- _Exercise prompt_:
Filter the lines below, copying only those with the string "Tuna".

- _Recorded information_:
◇ ◇ ◇ ◇ ◇
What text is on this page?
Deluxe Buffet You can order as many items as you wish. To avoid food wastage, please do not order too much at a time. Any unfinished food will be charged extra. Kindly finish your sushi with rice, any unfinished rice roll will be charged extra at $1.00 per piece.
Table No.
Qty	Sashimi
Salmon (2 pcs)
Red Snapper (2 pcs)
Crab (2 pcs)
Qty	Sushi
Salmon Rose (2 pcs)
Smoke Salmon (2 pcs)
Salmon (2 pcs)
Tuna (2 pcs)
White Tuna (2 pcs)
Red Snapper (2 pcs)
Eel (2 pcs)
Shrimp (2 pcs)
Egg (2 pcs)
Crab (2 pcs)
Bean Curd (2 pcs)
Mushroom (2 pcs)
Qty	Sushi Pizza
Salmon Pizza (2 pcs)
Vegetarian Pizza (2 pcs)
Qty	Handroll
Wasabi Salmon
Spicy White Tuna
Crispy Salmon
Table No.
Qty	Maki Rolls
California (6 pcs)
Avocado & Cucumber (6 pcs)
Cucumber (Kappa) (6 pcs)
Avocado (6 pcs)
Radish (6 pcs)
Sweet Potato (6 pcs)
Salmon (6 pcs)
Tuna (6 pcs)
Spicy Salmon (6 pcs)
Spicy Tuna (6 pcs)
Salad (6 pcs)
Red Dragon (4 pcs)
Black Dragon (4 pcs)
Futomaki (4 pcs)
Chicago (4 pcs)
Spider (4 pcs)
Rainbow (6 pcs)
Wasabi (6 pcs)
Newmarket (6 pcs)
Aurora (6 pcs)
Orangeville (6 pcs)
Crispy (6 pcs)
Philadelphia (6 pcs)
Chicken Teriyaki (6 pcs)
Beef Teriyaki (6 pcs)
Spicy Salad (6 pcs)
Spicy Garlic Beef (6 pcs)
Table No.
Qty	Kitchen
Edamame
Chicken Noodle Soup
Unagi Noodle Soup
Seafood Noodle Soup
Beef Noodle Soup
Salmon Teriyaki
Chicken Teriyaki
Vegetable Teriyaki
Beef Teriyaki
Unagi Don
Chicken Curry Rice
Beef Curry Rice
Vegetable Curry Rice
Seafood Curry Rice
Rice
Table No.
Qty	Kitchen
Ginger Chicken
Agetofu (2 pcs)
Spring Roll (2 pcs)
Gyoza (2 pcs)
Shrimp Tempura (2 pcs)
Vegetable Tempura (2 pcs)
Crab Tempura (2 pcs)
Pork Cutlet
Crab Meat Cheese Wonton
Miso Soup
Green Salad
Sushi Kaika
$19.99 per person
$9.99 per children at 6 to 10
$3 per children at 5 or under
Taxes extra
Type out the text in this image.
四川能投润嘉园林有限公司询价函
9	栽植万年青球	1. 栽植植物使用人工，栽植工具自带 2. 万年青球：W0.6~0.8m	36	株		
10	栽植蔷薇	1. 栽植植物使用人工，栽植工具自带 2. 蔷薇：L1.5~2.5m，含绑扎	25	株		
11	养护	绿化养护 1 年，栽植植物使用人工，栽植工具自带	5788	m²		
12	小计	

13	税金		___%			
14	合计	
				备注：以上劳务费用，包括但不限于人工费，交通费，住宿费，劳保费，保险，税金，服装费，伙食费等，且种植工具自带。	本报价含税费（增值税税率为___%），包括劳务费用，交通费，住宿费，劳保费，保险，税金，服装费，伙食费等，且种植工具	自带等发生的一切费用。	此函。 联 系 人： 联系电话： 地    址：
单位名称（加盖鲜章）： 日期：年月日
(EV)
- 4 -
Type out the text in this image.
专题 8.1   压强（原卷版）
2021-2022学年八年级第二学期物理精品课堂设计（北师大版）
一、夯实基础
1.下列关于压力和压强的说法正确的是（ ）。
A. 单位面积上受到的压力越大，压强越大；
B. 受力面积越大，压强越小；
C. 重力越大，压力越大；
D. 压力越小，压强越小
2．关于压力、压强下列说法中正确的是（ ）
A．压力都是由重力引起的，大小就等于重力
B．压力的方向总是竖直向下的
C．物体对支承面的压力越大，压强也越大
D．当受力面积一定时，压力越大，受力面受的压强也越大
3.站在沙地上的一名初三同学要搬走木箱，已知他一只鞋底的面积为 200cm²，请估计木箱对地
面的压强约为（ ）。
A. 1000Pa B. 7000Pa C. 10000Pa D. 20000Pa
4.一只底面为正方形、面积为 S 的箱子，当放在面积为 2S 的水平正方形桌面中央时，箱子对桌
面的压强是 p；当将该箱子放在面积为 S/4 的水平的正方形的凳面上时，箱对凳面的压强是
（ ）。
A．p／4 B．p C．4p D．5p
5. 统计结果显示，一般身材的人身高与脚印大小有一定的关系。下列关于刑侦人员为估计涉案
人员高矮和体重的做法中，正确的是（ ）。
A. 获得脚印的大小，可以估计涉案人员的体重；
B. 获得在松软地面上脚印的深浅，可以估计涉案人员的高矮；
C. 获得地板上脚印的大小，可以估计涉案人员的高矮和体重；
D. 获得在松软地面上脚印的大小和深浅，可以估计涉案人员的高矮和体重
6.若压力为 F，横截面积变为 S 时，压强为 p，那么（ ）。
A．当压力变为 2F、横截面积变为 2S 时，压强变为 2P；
◇ ◇ ◇ ◇ ◇
- _Response to this exercise_:
Tuna (2 pcs)
White Tuna (2 pcs)
Spicy White Tuna
Tuna (6 pcs)
Spicy Tuna (6 pcs)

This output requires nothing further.